Copy all lines below exactly as written. Leave pictures out.

--- BEGIN ---

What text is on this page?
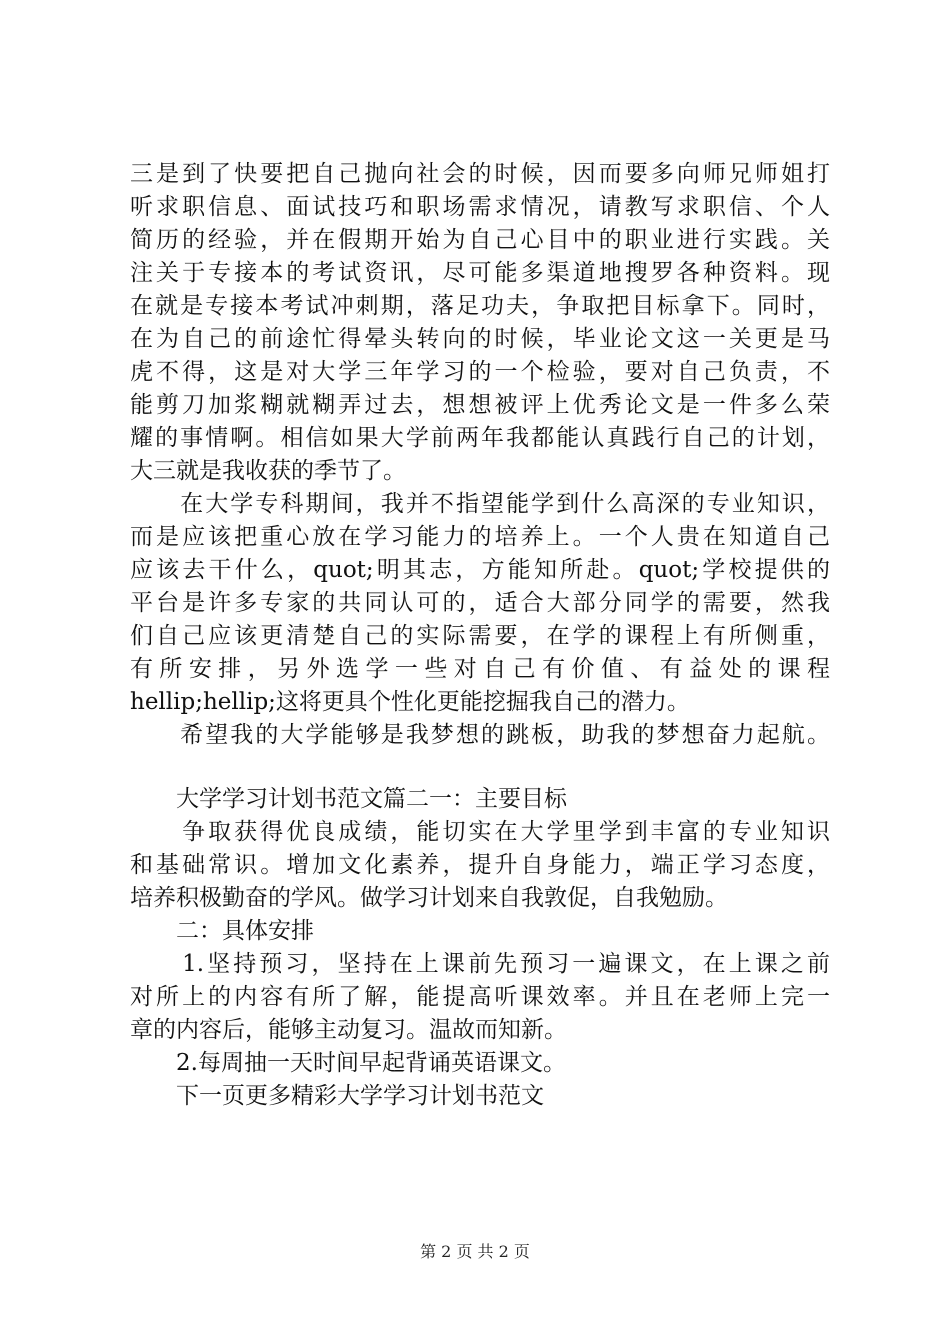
三是到了快要把自己抛向社会的时候，因而要多向师兄师姐打
听求职信息、面试技巧和职场需求情况，请教写求职信、个人
简历的经验，并在假期开始为自己心目中的职业进行实践。关
注关于专接本的考试资讯，尽可能多渠道地搜罗各种资料。现
在就是专接本考试冲刺期，落足功夫，争取把目标拿下。同时，
在为自己的前途忙得晕头转向的时候，毕业论文这一关更是马
虎不得，这是对大学三年学习的一个检验，要对自己负责，不
能剪刀加浆糊就糊弄过去，想想被评上优秀论文是一件多么荣
耀的事情啊。相信如果大学前两年我都能认真践行自己的计划，
大三就是我收获的季节了。
　　在大学专科期间，我并不指望能学到什么高深的专业知识，
而是应该把重心放在学习能力的培养上。一个人贵在知道自己
应该去干什么，quot;明其志，方能知所赴。quot;学校提供的
平台是许多专家的共同认可的，适合大部分同学的需要，然我
们自己应该更清楚自己的实际需要，在学的课程上有所侧重，
有所安排，另外选学一些对自己有价值、有益处的课程
hellip;hellip;这将更具个性化更能挖掘我自己的潜力。
　　希望我的大学能够是我梦想的跳板，助我的梦想奋力起航。
　　大学学习计划书范文篇二一：主要目标
　　争取获得优良成绩，能切实在大学里学到丰富的专业知识
和基础常识。增加文化素养，提升自身能力，端正学习态度，
培养积极勤奋的学风。做学习计划来自我敦促，自我勉励。
　　二：具体安排
　　1.坚持预习，坚持在上课前先预习一遍课文，在上课之前
对所上的内容有所了解，能提高听课效率。并且在老师上完一
章的内容后，能够主动复习。温故而知新。
　　2.每周抽一天时间早起背诵英语课文。
　　下一页更多精彩大学学习计划书范文
第 2 页 共 2 页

--- END ---

FULL SOLUTION —
What text is on this page?
三是到了快要把自己抛向社会的时候，因而要多向师兄师姐打
听求职信息、面试技巧和职场需求情况，请教写求职信、个人
简历的经验，并在假期开始为自己心目中的职业进行实践。关
注关于专接本的考试资讯，尽可能多渠道地搜罗各种资料。现
在就是专接本考试冲刺期，落足功夫，争取把目标拿下。同时，
在为自己的前途忙得晕头转向的时候，毕业论文这一关更是马
虎不得，这是对大学三年学习的一个检验，要对自己负责，不
能剪刀加浆糊就糊弄过去，想想被评上优秀论文是一件多么荣
耀的事情啊。相信如果大学前两年我都能认真践行自己的计划，
大三就是我收获的季节了。
　　在大学专科期间，我并不指望能学到什么高深的专业知识，
而是应该把重心放在学习能力的培养上。一个人贵在知道自己
应该去干什么，quot;明其志，方能知所赴。quot;学校提供的
平台是许多专家的共同认可的，适合大部分同学的需要，然我
们自己应该更清楚自己的实际需要，在学的课程上有所侧重，
有所安排，另外选学一些对自己有价值、有益处的课程
hellip;hellip;这将更具个性化更能挖掘我自己的潜力。
　　希望我的大学能够是我梦想的跳板，助我的梦想奋力起航。
　　大学学习计划书范文篇二一：主要目标
　　争取获得优良成绩，能切实在大学里学到丰富的专业知识
和基础常识。增加文化素养，提升自身能力，端正学习态度，
培养积极勤奋的学风。做学习计划来自我敦促，自我勉励。
　　二：具体安排
　　1.坚持预习，坚持在上课前先预习一遍课文，在上课之前
对所上的内容有所了解，能提高听课效率。并且在老师上完一
章的内容后，能够主动复习。温故而知新。
　　2.每周抽一天时间早起背诵英语课文。
　　下一页更多精彩大学学习计划书范文
第 2 页 共 2 页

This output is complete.